Stored records

** START **

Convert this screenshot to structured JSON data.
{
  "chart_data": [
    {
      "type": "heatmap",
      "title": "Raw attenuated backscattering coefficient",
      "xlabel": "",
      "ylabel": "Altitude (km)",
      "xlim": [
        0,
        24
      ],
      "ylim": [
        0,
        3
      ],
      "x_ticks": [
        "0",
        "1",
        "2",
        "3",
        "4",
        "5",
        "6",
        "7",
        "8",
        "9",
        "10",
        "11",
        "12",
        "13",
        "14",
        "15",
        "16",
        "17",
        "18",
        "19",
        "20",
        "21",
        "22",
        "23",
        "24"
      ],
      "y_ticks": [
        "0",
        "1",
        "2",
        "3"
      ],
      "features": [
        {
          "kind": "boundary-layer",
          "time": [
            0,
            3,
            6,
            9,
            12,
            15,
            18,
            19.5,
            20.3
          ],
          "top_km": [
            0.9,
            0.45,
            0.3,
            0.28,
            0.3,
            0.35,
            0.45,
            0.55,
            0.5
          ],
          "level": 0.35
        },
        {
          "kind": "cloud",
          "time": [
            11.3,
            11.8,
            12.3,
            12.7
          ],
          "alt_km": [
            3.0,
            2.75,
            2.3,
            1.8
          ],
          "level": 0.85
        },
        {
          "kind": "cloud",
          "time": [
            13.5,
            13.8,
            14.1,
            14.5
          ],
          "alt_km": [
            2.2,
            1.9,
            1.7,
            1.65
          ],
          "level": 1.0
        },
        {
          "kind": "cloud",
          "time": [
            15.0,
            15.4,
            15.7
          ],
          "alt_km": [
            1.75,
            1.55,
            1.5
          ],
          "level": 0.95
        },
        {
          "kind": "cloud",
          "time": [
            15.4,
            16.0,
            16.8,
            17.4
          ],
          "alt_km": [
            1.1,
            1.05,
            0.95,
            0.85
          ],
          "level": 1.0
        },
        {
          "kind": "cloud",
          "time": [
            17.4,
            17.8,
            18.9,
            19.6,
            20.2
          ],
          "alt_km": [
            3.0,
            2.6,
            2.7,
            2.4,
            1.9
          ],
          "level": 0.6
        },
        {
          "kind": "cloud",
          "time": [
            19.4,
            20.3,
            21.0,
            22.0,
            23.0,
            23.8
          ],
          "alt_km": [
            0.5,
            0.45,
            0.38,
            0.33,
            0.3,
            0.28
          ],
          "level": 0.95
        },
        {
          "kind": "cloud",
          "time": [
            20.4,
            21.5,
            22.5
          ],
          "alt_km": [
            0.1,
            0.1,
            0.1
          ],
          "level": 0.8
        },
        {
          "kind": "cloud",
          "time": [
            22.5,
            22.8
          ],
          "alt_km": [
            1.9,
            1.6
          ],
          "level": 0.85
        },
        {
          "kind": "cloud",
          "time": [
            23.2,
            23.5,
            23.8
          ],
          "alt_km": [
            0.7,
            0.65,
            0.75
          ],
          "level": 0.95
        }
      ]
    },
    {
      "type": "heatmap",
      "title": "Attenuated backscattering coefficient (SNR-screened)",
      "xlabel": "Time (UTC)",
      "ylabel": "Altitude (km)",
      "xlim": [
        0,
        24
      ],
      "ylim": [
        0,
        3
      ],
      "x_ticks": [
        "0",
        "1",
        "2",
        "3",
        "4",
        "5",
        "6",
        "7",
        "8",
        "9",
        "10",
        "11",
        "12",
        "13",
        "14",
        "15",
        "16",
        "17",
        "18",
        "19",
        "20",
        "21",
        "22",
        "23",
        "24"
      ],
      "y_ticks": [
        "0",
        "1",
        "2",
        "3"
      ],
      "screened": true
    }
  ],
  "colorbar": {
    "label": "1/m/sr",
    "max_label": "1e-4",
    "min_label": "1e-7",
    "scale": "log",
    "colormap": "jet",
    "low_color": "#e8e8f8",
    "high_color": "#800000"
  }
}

** END **

**DESCRIPTION OF THE TASK**
Report each line in the data that holds the word "coefficient".

**RESPONSE FOR THIS EXERCISE**
      "title": "Raw attenuated backscattering coefficient",
      "title": "Attenuated backscattering coefficient (SNR-screened)",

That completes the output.